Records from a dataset
>>

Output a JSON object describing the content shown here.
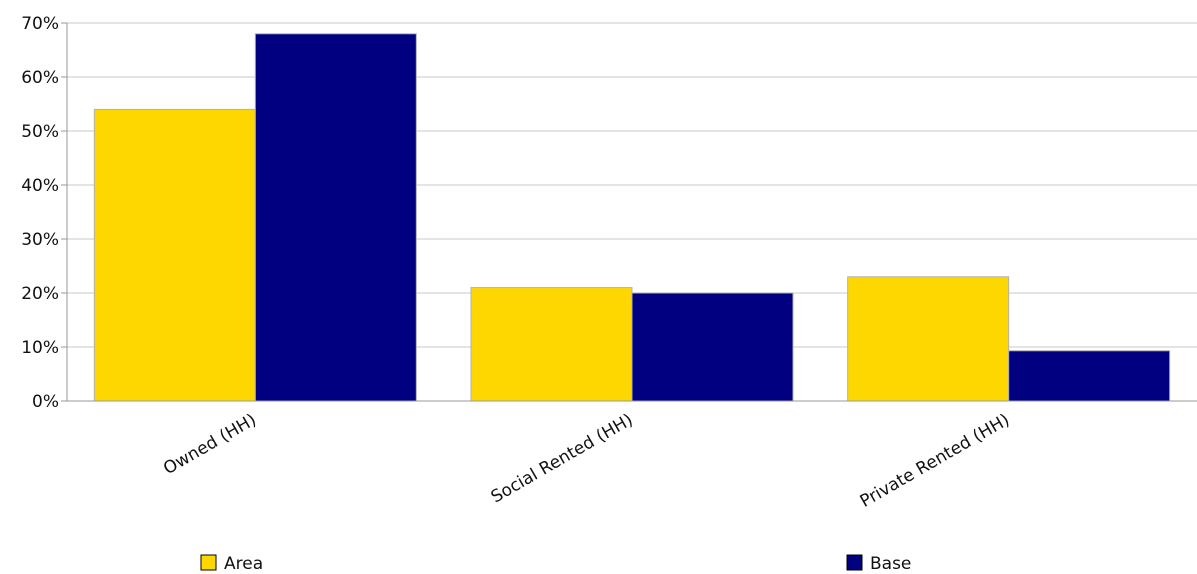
{
  "chart_data": {
    "type": "bar",
    "categories": [
      "Owned (HH)",
      "Social Rented (HH)",
      "Private Rented (HH)"
    ],
    "series": [
      {
        "name": "Area",
        "color": "#FFD700",
        "values": [
          54,
          21,
          23
        ]
      },
      {
        "name": "Base",
        "color": "#000080",
        "values": [
          68,
          20,
          9.3
        ]
      }
    ],
    "y_ticks": [
      "0%",
      "10%",
      "20%",
      "30%",
      "40%",
      "50%",
      "60%",
      "70%"
    ],
    "ylim": [
      0,
      70
    ],
    "grid": true,
    "legend_position": "bottom"
  }
}
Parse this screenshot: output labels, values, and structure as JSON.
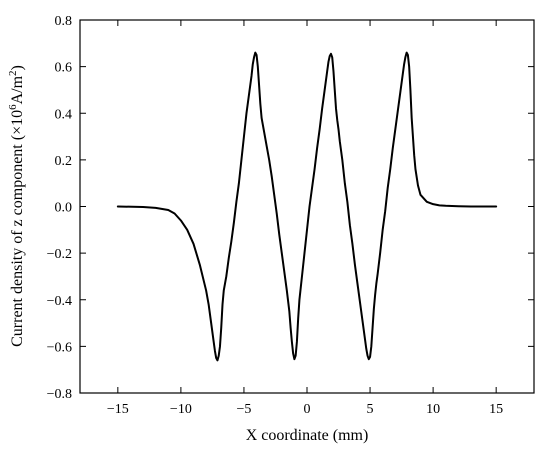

<<

» **Exercise task**
Transcribe every line from the records above without alteration, and leave out the images.

» **The solution**
Output a JSON object describing the content shown here.
{
  "chart_data": {
    "type": "bar",
    "categories": [
      "Owned (HH)",
      "Social Rented (HH)",
      "Private Rented (HH)"
    ],
    "series": [
      {
        "name": "Area",
        "color": "#FFD700",
        "values": [
          54,
          21,
          23
        ]
      },
      {
        "name": "Base",
        "color": "#000080",
        "values": [
          68,
          20,
          9.3
        ]
      }
    ],
    "y_ticks": [
      "0%",
      "10%",
      "20%",
      "30%",
      "40%",
      "50%",
      "60%",
      "70%"
    ],
    "ylim": [
      0,
      70
    ],
    "grid": true,
    "legend_position": "bottom"
  }
}
Parse this screenshot: output labels, values, and structure as JSON.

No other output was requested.